Write out the listing below exactly, and omit any images you find in it.

* Records that describe figures
begin
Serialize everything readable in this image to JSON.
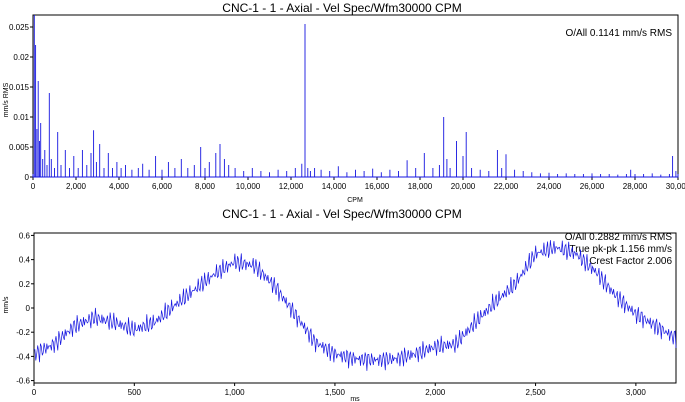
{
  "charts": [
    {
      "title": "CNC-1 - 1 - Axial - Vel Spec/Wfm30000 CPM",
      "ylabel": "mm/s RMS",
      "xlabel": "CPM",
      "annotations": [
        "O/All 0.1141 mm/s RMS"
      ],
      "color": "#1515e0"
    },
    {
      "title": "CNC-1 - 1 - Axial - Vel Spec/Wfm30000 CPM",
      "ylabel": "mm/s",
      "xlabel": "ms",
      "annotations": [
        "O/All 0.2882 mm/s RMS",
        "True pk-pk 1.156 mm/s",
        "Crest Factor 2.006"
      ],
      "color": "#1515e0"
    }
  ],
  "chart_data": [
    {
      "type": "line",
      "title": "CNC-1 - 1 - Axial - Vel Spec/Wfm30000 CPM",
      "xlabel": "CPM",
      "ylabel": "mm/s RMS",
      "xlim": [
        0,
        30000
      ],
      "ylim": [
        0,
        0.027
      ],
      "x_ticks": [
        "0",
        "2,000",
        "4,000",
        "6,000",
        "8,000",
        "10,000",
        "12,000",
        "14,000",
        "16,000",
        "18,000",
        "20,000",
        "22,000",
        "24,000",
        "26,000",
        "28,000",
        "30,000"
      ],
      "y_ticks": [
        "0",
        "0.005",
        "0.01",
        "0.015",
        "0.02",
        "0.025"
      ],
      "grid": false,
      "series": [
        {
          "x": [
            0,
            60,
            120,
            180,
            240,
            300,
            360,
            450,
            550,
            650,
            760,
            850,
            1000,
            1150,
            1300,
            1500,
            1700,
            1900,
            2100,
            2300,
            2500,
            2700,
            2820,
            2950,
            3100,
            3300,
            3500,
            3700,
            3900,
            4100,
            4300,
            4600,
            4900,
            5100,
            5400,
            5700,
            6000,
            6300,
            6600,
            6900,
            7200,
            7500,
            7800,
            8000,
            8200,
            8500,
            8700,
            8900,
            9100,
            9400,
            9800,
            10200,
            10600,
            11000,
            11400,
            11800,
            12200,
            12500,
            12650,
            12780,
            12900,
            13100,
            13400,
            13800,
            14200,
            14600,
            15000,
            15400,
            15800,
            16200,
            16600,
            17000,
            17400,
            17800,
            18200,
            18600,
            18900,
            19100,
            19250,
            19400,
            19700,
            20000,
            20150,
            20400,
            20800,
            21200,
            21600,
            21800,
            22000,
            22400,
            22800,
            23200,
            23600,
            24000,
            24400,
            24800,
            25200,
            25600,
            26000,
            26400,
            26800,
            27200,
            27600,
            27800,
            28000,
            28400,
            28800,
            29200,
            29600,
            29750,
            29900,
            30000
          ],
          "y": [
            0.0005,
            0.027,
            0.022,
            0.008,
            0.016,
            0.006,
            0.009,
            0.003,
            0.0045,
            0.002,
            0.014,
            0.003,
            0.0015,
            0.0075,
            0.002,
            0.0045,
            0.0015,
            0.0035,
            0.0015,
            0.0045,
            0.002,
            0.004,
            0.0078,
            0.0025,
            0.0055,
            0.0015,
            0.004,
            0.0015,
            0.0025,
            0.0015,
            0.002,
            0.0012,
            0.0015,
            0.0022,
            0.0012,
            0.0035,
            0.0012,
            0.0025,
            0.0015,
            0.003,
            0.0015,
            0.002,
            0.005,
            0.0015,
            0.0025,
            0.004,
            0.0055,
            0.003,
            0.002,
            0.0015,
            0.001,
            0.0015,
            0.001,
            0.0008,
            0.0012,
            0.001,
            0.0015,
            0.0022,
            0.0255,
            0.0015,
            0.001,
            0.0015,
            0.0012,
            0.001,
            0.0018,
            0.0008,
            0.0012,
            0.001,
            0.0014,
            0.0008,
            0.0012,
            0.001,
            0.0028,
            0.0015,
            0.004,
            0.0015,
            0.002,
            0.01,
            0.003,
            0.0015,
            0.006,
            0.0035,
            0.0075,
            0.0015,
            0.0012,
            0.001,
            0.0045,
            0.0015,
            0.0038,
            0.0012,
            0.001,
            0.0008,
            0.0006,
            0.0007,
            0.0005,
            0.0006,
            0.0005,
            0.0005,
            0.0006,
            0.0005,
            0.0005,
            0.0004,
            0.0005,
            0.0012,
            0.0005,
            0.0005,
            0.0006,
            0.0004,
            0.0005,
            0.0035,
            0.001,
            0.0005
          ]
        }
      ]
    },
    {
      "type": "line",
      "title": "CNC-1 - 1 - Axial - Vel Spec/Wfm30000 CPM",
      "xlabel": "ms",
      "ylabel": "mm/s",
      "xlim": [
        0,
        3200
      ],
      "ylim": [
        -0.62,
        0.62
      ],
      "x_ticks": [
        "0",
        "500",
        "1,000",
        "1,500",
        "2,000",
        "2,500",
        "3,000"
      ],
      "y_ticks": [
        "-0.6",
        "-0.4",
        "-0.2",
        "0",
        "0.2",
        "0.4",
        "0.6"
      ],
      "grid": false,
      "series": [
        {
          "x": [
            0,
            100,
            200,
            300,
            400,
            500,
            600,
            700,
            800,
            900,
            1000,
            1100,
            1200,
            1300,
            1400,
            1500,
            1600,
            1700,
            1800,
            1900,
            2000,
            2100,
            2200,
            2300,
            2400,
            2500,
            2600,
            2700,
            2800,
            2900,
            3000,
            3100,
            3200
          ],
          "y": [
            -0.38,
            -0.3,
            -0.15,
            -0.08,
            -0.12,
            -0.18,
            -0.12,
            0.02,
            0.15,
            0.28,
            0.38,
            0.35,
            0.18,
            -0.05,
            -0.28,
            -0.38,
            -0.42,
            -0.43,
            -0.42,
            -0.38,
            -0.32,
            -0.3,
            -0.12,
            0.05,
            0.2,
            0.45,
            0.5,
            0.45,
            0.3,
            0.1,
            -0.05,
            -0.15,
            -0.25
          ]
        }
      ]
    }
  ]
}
end
* Solution
Serialize everything readable in this image to JSON.
{
  "charts": [
    {
      "title": "CNC-1 - 1 - Axial - Vel Spec/Wfm30000 CPM",
      "ylabel": "mm/s RMS",
      "xlabel": "CPM",
      "annotations": [
        "O/All 0.1141 mm/s RMS"
      ],
      "color": "#1515e0"
    },
    {
      "title": "CNC-1 - 1 - Axial - Vel Spec/Wfm30000 CPM",
      "ylabel": "mm/s",
      "xlabel": "ms",
      "annotations": [
        "O/All 0.2882 mm/s RMS",
        "True pk-pk 1.156 mm/s",
        "Crest Factor 2.006"
      ],
      "color": "#1515e0"
    }
  ],
  "chart_data": [
    {
      "type": "line",
      "title": "CNC-1 - 1 - Axial - Vel Spec/Wfm30000 CPM",
      "xlabel": "CPM",
      "ylabel": "mm/s RMS",
      "xlim": [
        0,
        30000
      ],
      "ylim": [
        0,
        0.027
      ],
      "x_ticks": [
        "0",
        "2,000",
        "4,000",
        "6,000",
        "8,000",
        "10,000",
        "12,000",
        "14,000",
        "16,000",
        "18,000",
        "20,000",
        "22,000",
        "24,000",
        "26,000",
        "28,000",
        "30,000"
      ],
      "y_ticks": [
        "0",
        "0.005",
        "0.01",
        "0.015",
        "0.02",
        "0.025"
      ],
      "grid": false,
      "series": [
        {
          "x": [
            0,
            60,
            120,
            180,
            240,
            300,
            360,
            450,
            550,
            650,
            760,
            850,
            1000,
            1150,
            1300,
            1500,
            1700,
            1900,
            2100,
            2300,
            2500,
            2700,
            2820,
            2950,
            3100,
            3300,
            3500,
            3700,
            3900,
            4100,
            4300,
            4600,
            4900,
            5100,
            5400,
            5700,
            6000,
            6300,
            6600,
            6900,
            7200,
            7500,
            7800,
            8000,
            8200,
            8500,
            8700,
            8900,
            9100,
            9400,
            9800,
            10200,
            10600,
            11000,
            11400,
            11800,
            12200,
            12500,
            12650,
            12780,
            12900,
            13100,
            13400,
            13800,
            14200,
            14600,
            15000,
            15400,
            15800,
            16200,
            16600,
            17000,
            17400,
            17800,
            18200,
            18600,
            18900,
            19100,
            19250,
            19400,
            19700,
            20000,
            20150,
            20400,
            20800,
            21200,
            21600,
            21800,
            22000,
            22400,
            22800,
            23200,
            23600,
            24000,
            24400,
            24800,
            25200,
            25600,
            26000,
            26400,
            26800,
            27200,
            27600,
            27800,
            28000,
            28400,
            28800,
            29200,
            29600,
            29750,
            29900,
            30000
          ],
          "y": [
            0.0005,
            0.027,
            0.022,
            0.008,
            0.016,
            0.006,
            0.009,
            0.003,
            0.0045,
            0.002,
            0.014,
            0.003,
            0.0015,
            0.0075,
            0.002,
            0.0045,
            0.0015,
            0.0035,
            0.0015,
            0.0045,
            0.002,
            0.004,
            0.0078,
            0.0025,
            0.0055,
            0.0015,
            0.004,
            0.0015,
            0.0025,
            0.0015,
            0.002,
            0.0012,
            0.0015,
            0.0022,
            0.0012,
            0.0035,
            0.0012,
            0.0025,
            0.0015,
            0.003,
            0.0015,
            0.002,
            0.005,
            0.0015,
            0.0025,
            0.004,
            0.0055,
            0.003,
            0.002,
            0.0015,
            0.001,
            0.0015,
            0.001,
            0.0008,
            0.0012,
            0.001,
            0.0015,
            0.0022,
            0.0255,
            0.0015,
            0.001,
            0.0015,
            0.0012,
            0.001,
            0.0018,
            0.0008,
            0.0012,
            0.001,
            0.0014,
            0.0008,
            0.0012,
            0.001,
            0.0028,
            0.0015,
            0.004,
            0.0015,
            0.002,
            0.01,
            0.003,
            0.0015,
            0.006,
            0.0035,
            0.0075,
            0.0015,
            0.0012,
            0.001,
            0.0045,
            0.0015,
            0.0038,
            0.0012,
            0.001,
            0.0008,
            0.0006,
            0.0007,
            0.0005,
            0.0006,
            0.0005,
            0.0005,
            0.0006,
            0.0005,
            0.0005,
            0.0004,
            0.0005,
            0.0012,
            0.0005,
            0.0005,
            0.0006,
            0.0004,
            0.0005,
            0.0035,
            0.001,
            0.0005
          ]
        }
      ]
    },
    {
      "type": "line",
      "title": "CNC-1 - 1 - Axial - Vel Spec/Wfm30000 CPM",
      "xlabel": "ms",
      "ylabel": "mm/s",
      "xlim": [
        0,
        3200
      ],
      "ylim": [
        -0.62,
        0.62
      ],
      "x_ticks": [
        "0",
        "500",
        "1,000",
        "1,500",
        "2,000",
        "2,500",
        "3,000"
      ],
      "y_ticks": [
        "-0.6",
        "-0.4",
        "-0.2",
        "0",
        "0.2",
        "0.4",
        "0.6"
      ],
      "grid": false,
      "series": [
        {
          "x": [
            0,
            100,
            200,
            300,
            400,
            500,
            600,
            700,
            800,
            900,
            1000,
            1100,
            1200,
            1300,
            1400,
            1500,
            1600,
            1700,
            1800,
            1900,
            2000,
            2100,
            2200,
            2300,
            2400,
            2500,
            2600,
            2700,
            2800,
            2900,
            3000,
            3100,
            3200
          ],
          "y": [
            -0.38,
            -0.3,
            -0.15,
            -0.08,
            -0.12,
            -0.18,
            -0.12,
            0.02,
            0.15,
            0.28,
            0.38,
            0.35,
            0.18,
            -0.05,
            -0.28,
            -0.38,
            -0.42,
            -0.43,
            -0.42,
            -0.38,
            -0.32,
            -0.3,
            -0.12,
            0.05,
            0.2,
            0.45,
            0.5,
            0.45,
            0.3,
            0.1,
            -0.05,
            -0.15,
            -0.25
          ]
        }
      ]
    }
  ]
}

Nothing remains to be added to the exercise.